▸ **GOAL OF THE EXERCISE**: Collect each line containing "added".

▸ **RECORDS SHOWN**:
>>>>

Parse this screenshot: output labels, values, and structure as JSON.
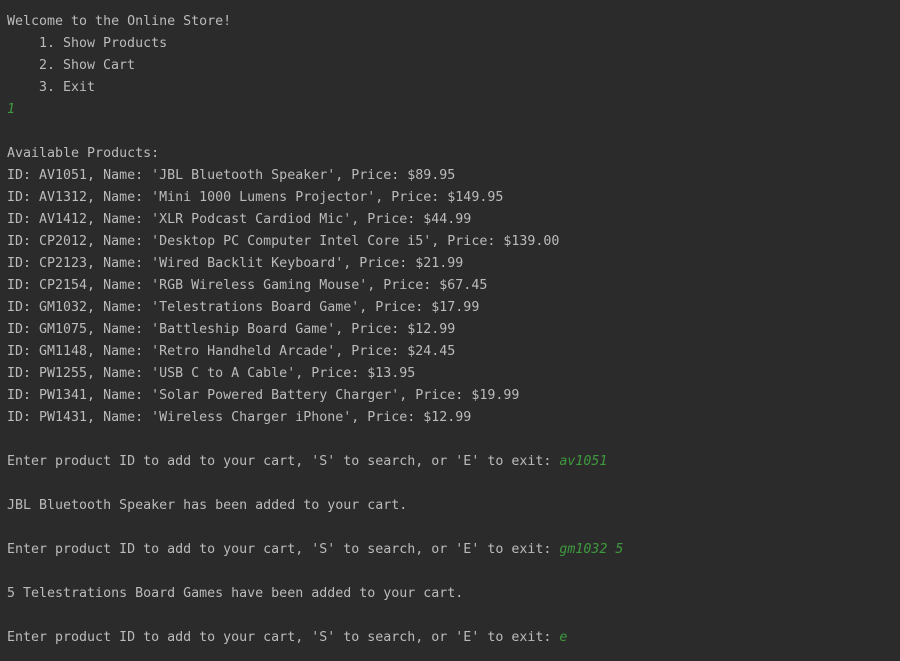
{
  "console": {
    "welcome": "Welcome to the Online Store!",
    "menu": [
      "1. Show Products",
      "2. Show Cart",
      "3. Exit"
    ],
    "menu_choice": "1",
    "products_header": "Available Products:",
    "products": [
      "ID: AV1051, Name: 'JBL Bluetooth Speaker', Price: $89.95",
      "ID: AV1312, Name: 'Mini 1000 Lumens Projector', Price: $149.95",
      "ID: AV1412, Name: 'XLR Podcast Cardiod Mic', Price: $44.99",
      "ID: CP2012, Name: 'Desktop PC Computer Intel Core i5', Price: $139.00",
      "ID: CP2123, Name: 'Wired Backlit Keyboard', Price: $21.99",
      "ID: CP2154, Name: 'RGB Wireless Gaming Mouse', Price: $67.45",
      "ID: GM1032, Name: 'Telestrations Board Game', Price: $17.99",
      "ID: GM1075, Name: 'Battleship Board Game', Price: $12.99",
      "ID: GM1148, Name: 'Retro Handheld Arcade', Price: $24.45",
      "ID: PW1255, Name: 'USB C to A Cable', Price: $13.95",
      "ID: PW1341, Name: 'Solar Powered Battery Charger', Price: $19.99",
      "ID: PW1431, Name: 'Wireless Charger iPhone', Price: $12.99"
    ],
    "prompt": "Enter product ID to add to your cart, 'S' to search, or 'E' to exit: ",
    "input_1": "av1051",
    "message_1": "JBL Bluetooth Speaker has been added to your cart.",
    "input_2": "gm1032 5",
    "message_2": "5 Telestrations Board Games have been added to your cart.",
    "input_3": "e",
    "colors": {
      "background": "#2b2b2b",
      "text": "#bbbbbb",
      "user_input": "#3e9a3e"
    }
  }
}
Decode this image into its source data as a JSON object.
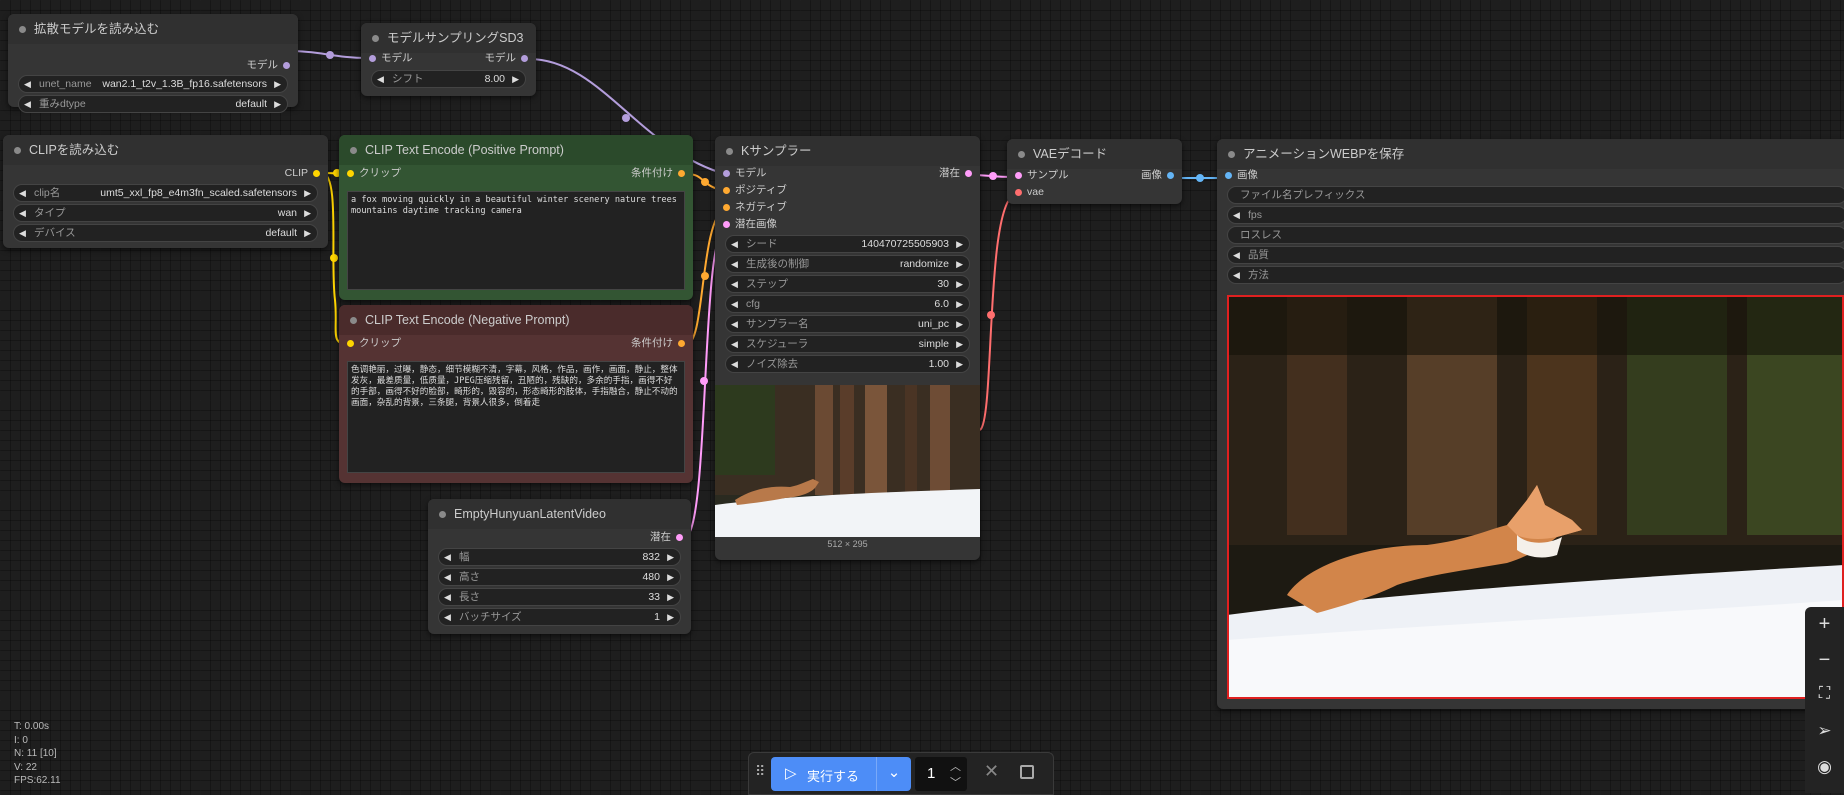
{
  "nodes": {
    "load_diffusion": {
      "title": "拡散モデルを読み込む",
      "out_model": "モデル",
      "unet_label": "unet_name",
      "unet_value": "wan2.1_t2v_1.3B_fp16.safetensors",
      "dtype_label": "重みdtype",
      "dtype_value": "default"
    },
    "sampling_sd3": {
      "title": "モデルサンプリングSD3",
      "in_model": "モデル",
      "out_model": "モデル",
      "shift_label": "シフト",
      "shift_value": "8.00"
    },
    "load_clip": {
      "title": "CLIPを読み込む",
      "out_clip": "CLIP",
      "clipname_label": "clip名",
      "clipname_value": "umt5_xxl_fp8_e4m3fn_scaled.safetensors",
      "type_label": "タイプ",
      "type_value": "wan",
      "device_label": "デバイス",
      "device_value": "default"
    },
    "positive": {
      "title": "CLIP Text Encode (Positive Prompt)",
      "in_clip": "クリップ",
      "out_cond": "条件付け",
      "text": "a fox moving quickly in a beautiful winter scenery nature trees mountains daytime tracking camera"
    },
    "negative": {
      "title": "CLIP Text Encode (Negative Prompt)",
      "in_clip": "クリップ",
      "out_cond": "条件付け",
      "text": "色调艳丽，过曝，静态，细节模糊不清，字幕，风格，作品，画作，画面，静止，整体发灰，最差质量，低质量，JPEG压缩残留，丑陋的，残缺的，多余的手指，画得不好的手部，画得不好的脸部，畸形的，毁容的，形态畸形的肢体，手指融合，静止不动的画面，杂乱的背景，三条腿，背景人很多，倒着走"
    },
    "latent": {
      "title": "EmptyHunyuanLatentVideo",
      "out_latent": "潜在",
      "width_label": "幅",
      "width_value": "832",
      "height_label": "高さ",
      "height_value": "480",
      "length_label": "長さ",
      "length_value": "33",
      "batch_label": "バッチサイズ",
      "batch_value": "1"
    },
    "ksampler": {
      "title": "Kサンプラー",
      "in_model": "モデル",
      "in_pos": "ポジティブ",
      "in_neg": "ネガティブ",
      "in_latent": "潜在画像",
      "out_latent": "潜在",
      "widgets": [
        {
          "label": "シード",
          "value": "140470725505903"
        },
        {
          "label": "生成後の制御",
          "value": "randomize"
        },
        {
          "label": "ステップ",
          "value": "30"
        },
        {
          "label": "cfg",
          "value": "6.0"
        },
        {
          "label": "サンプラー名",
          "value": "uni_pc"
        },
        {
          "label": "スケジューラ",
          "value": "simple"
        },
        {
          "label": "ノイズ除去",
          "value": "1.00"
        }
      ],
      "preview_size": "512 × 295"
    },
    "vae_decode": {
      "title": "VAEデコード",
      "in_samples": "サンプル",
      "in_vae": "vae",
      "out_image": "画像"
    },
    "save_webp": {
      "title": "アニメーションWEBPを保存",
      "in_images": "画像",
      "prefix_label": "ファイル名プレフィックス",
      "fps_label": "fps",
      "lossless_label": "ロスレス",
      "quality_label": "品質",
      "method_label": "方法"
    }
  },
  "stats": {
    "t": "T: 0.00s",
    "i": "I: 0",
    "n": "N: 11 [10]",
    "v": "V: 22",
    "fps": "FPS:62.11"
  },
  "runbar": {
    "run_label": "実行する",
    "count": "1"
  },
  "colors": {
    "model_link": "#b39ddb",
    "clip_link": "#ffd500",
    "cond_link": "#ffa931",
    "latent_link": "#ff9cf9",
    "vae_link": "#ff6e6e",
    "image_link": "#64b5f6",
    "accent_blue": "#4d8df7",
    "highlight_red": "#e02020"
  },
  "icons": [
    "play-icon",
    "chevron-down-icon",
    "close-icon",
    "stop-icon",
    "zoom-in-icon",
    "zoom-out-icon",
    "fit-view-icon",
    "navigate-icon",
    "eye-icon",
    "drag-handle-icon"
  ]
}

<<<<

▸ **THE RESPONSE**:
    "message_1": "JBL Bluetooth Speaker has been added to your cart.",
    "message_2": "5 Telestrations Board Games have been added to your cart.",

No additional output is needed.